#### Stated goal 1
Set down the stretch of the donation-run account from "I woke up early, sick" through "what was needed.", word for word.
#### Stated goal 2
Answer these questions from the donation-run account:
(a) What did the writer buy at the back of the store in place of water?
(b) In what city was the colleague who phoned?
(c) By when were the donated goods needed?

#### Extract
** BEGIN **

I woke up early, sick to my stomach because I ate things I shouldn’t of the night before. I stayed up and wrote a sermon.

I ate a late breakfast, watched some TV, took a shower, and headed to Costco.

On Sunday, I’d received an email asking for goods to be donated to help families being reunified following separation under Trump’s zero tolerance immigration policy. On Sunday afternoon, I sent out an email to the congregation asking for water, pads, stuffed animals, snacks, backpacks and a few other things. We needed them all by Tuesday night. With the limited time frame, several people sent money instead of dropping off goods. I was headed to Costco to spend that money on what was needed.

I put giants boxes of Always brand pads in my cart, along with boxes of trail mix and boxes of granola bars. I went to the back of the store to get water, but settled on Gatorade instead. I don’t get stomach bugs often, so it was not too long ago that I found out that Gatorade can be a magical elixir. It seemed that people recently released from detention might need that magical elixir, even if it was much more expensive.

I checked out and went on my way. As I was walking out of the doors, my phone rang. A colleague in Tucson was calling. Were we doing anything? They money donated for immediate needs. Could we get stuff there? I told her I would gladly turn around and buy more supplies if she told me how much. I hadn’t been able to find my Costco card before leaving home, so I went back for a temporary one a second time. I grabbed a cart a second time. I bought nuts instead of trail mix this time, but still pads, Gatorade, and granola bars. I loaded these items into my car.

** END **

#### Extracted records
** BEGIN **

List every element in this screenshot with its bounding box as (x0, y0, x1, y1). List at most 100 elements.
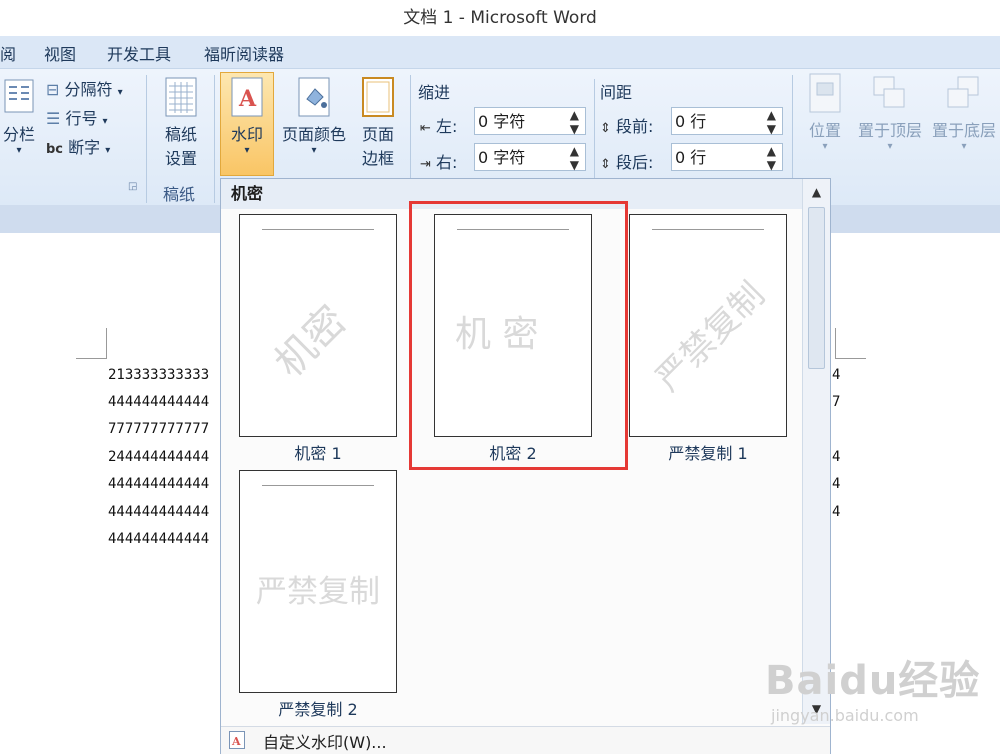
send-to-back-button[interactable]: 置于底层 ▾ (928, 73, 1000, 152)
send-to-back-label: 置于底层 (931, 121, 996, 140)
svg-text:A: A (231, 735, 241, 748)
indent-right-label: ⇥ 右: (420, 149, 457, 173)
document-line[interactable]: 777777777777 (108, 421, 209, 437)
columns-label: 分栏 (2, 125, 35, 144)
watermark-caption: 机密 1 (294, 444, 342, 463)
page-border-label-line1: 页面 (361, 125, 394, 144)
custom-watermark-item[interactable]: A 自定义水印(W)... (221, 726, 830, 754)
manuscript-setup-button[interactable]: 稿纸 设置 (152, 77, 210, 169)
indent-left-icon: ⇤ (420, 121, 431, 136)
breaks-button[interactable]: ⊟ 分隔符 ▾ (46, 76, 123, 100)
space-after-value: 0 行 (675, 148, 707, 167)
watermark-icon: A (231, 77, 263, 117)
hyphenation-icon: bc (46, 142, 64, 157)
watermark-preview-text: 机密 (266, 297, 356, 387)
indent-left-input[interactable]: 0 字符 ▲ ▼ (474, 107, 586, 136)
watermark-option-no-copy-1[interactable]: 严禁复制 (629, 214, 787, 437)
position-icon (809, 73, 841, 113)
watermark-option-confidential-1[interactable]: 机密 (239, 214, 397, 437)
spin-arrows-icon[interactable]: ▲ ▼ (570, 144, 579, 172)
page-border-label-line2: 边框 (361, 149, 394, 168)
position-label: 位置 (808, 121, 841, 140)
indent-title: 缩进 (418, 83, 451, 102)
document-line[interactable]: 444444444444 (108, 531, 209, 547)
spin-arrows-icon[interactable]: ▲ ▼ (570, 108, 579, 136)
manuscript-icon (165, 77, 197, 117)
indent-right-text: 右: (436, 153, 458, 172)
document-line[interactable]: 444444444444 (108, 476, 209, 492)
menu-item-view[interactable]: 视图 (44, 41, 76, 65)
svg-text:A: A (238, 86, 257, 112)
document-line-end: 7 (832, 394, 841, 410)
document-line-end: 4 (832, 504, 841, 520)
chevron-down-icon: ▾ (311, 145, 317, 156)
menu-item-foxit[interactable]: 福昕阅读器 (204, 41, 284, 65)
watermark-option-no-copy-2[interactable]: 严禁复制 (239, 470, 397, 693)
space-before-input[interactable]: 0 行 ▲ ▼ (671, 107, 783, 136)
logo-text: Baidu经验 (765, 658, 981, 704)
watermark-icon: A (229, 731, 245, 749)
menu-item-developer[interactable]: 开发工具 (107, 41, 171, 65)
dialog-launcher-icon[interactable]: ◲ (128, 181, 137, 192)
page-color-icon (298, 77, 330, 117)
document-line[interactable]: 213333333333 (108, 367, 209, 383)
thumb-header-line (652, 229, 764, 230)
group-separator (214, 75, 215, 203)
hyphenation-button[interactable]: bc 断字 ▾ (46, 134, 110, 158)
indent-left-label: ⇤ 左: (420, 113, 457, 137)
spacing-title: 间距 (600, 83, 633, 102)
indent-left-text: 左: (436, 117, 458, 136)
columns-button[interactable]: 分栏 ▾ (0, 79, 38, 156)
manuscript-group-label: 稿纸 (163, 185, 196, 204)
line-numbers-button[interactable]: ☰ 行号 ▾ (46, 105, 108, 129)
watermark-button[interactable]: A 水印 ▾ (220, 72, 274, 176)
document-line[interactable]: 244444444444 (108, 449, 209, 465)
chevron-down-icon: ▾ (16, 145, 22, 156)
line-numbers-label: 行号 (65, 109, 98, 128)
chevron-down-icon: ▾ (822, 141, 828, 152)
watermark-caption: 严禁复制 2 (278, 700, 358, 719)
watermark-label: 水印 (230, 125, 263, 144)
document-line[interactable]: 444444444444 (108, 394, 209, 410)
page-color-label: 页面颜色 (281, 125, 346, 144)
custom-watermark-label: 自定义水印(W)... (263, 733, 387, 752)
manuscript-label-line1: 稿纸 (164, 125, 197, 144)
position-button[interactable]: 位置 ▾ (800, 73, 850, 152)
indent-right-input[interactable]: 0 字符 ▲ ▼ (474, 143, 586, 172)
space-after-input[interactable]: 0 行 ▲ ▼ (671, 143, 783, 172)
columns-icon (4, 79, 34, 113)
chevron-down-icon: ▾ (244, 145, 250, 156)
document-line-end: 4 (832, 367, 841, 383)
chevron-down-icon: ▾ (105, 145, 111, 156)
line-numbers-icon: ☰ (46, 109, 61, 128)
spin-arrows-icon[interactable]: ▲ ▼ (767, 144, 776, 172)
selection-highlight-box (409, 201, 628, 470)
hyphenation-label: 断字 (68, 138, 101, 157)
bring-to-front-icon (873, 76, 905, 108)
scroll-up-icon[interactable]: ▲ (803, 185, 830, 199)
chevron-down-icon: ▾ (961, 141, 967, 152)
breaks-icon: ⊟ (46, 80, 60, 99)
space-after-text: 段后: (616, 153, 654, 172)
page-border-button[interactable]: 页面 边框 (356, 77, 400, 169)
gallery-scrollbar[interactable]: ▲ ▼ (802, 179, 830, 724)
document-line[interactable]: 444444444444 (108, 504, 209, 520)
spin-arrows-icon[interactable]: ▲ ▼ (767, 108, 776, 136)
chevron-down-icon: ▾ (102, 116, 108, 127)
window-title: 文档 1 - Microsoft Word (0, 0, 1000, 36)
space-before-value: 0 行 (675, 112, 707, 131)
breaks-label: 分隔符 (64, 80, 113, 99)
space-after-icon: ⇕ (600, 157, 611, 172)
group-separator (594, 79, 595, 179)
page-color-button[interactable]: 页面颜色 ▾ (276, 77, 352, 156)
margin-corner-mark (835, 328, 866, 359)
scrollbar-thumb[interactable] (808, 207, 825, 369)
manuscript-label-line2: 设置 (164, 149, 197, 168)
indent-right-value: 0 字符 (478, 148, 526, 167)
menu-item-review[interactable]: 阅 (0, 41, 16, 65)
send-to-back-icon (947, 76, 979, 108)
bring-to-front-button[interactable]: 置于顶层 ▾ (852, 73, 928, 152)
chevron-down-icon: ▾ (887, 141, 893, 152)
baidu-jingyan-logo: Baidu经验 jingyan.baidu.com (765, 648, 985, 748)
page-border-icon (362, 77, 394, 117)
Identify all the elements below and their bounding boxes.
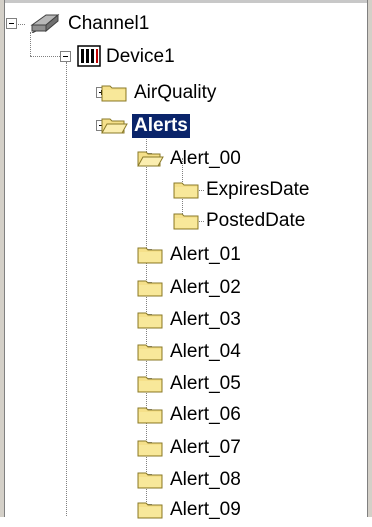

** END **

#### Full solution 1
I woke up early, sick to my stomach because I ate things I shouldn’t of the night before. I stayed up and wrote a sermon.

I ate a late breakfast, watched some TV, took a shower, and headed to Costco.

On Sunday, I’d received an email asking for goods to be donated to help families being reunified following separation under Trump’s zero tolerance immigration policy. On Sunday afternoon, I sent out an email to the congregation asking for water, pads, stuffed animals, snacks, backpacks and a few other things. We needed them all by Tuesday night. With the limited time frame, several people sent money instead of dropping off goods. I was headed to Costco to spend that money on what was needed.

#### Full solution 2
(a) Gatorade
(b) Tucson
(c) Tuesday night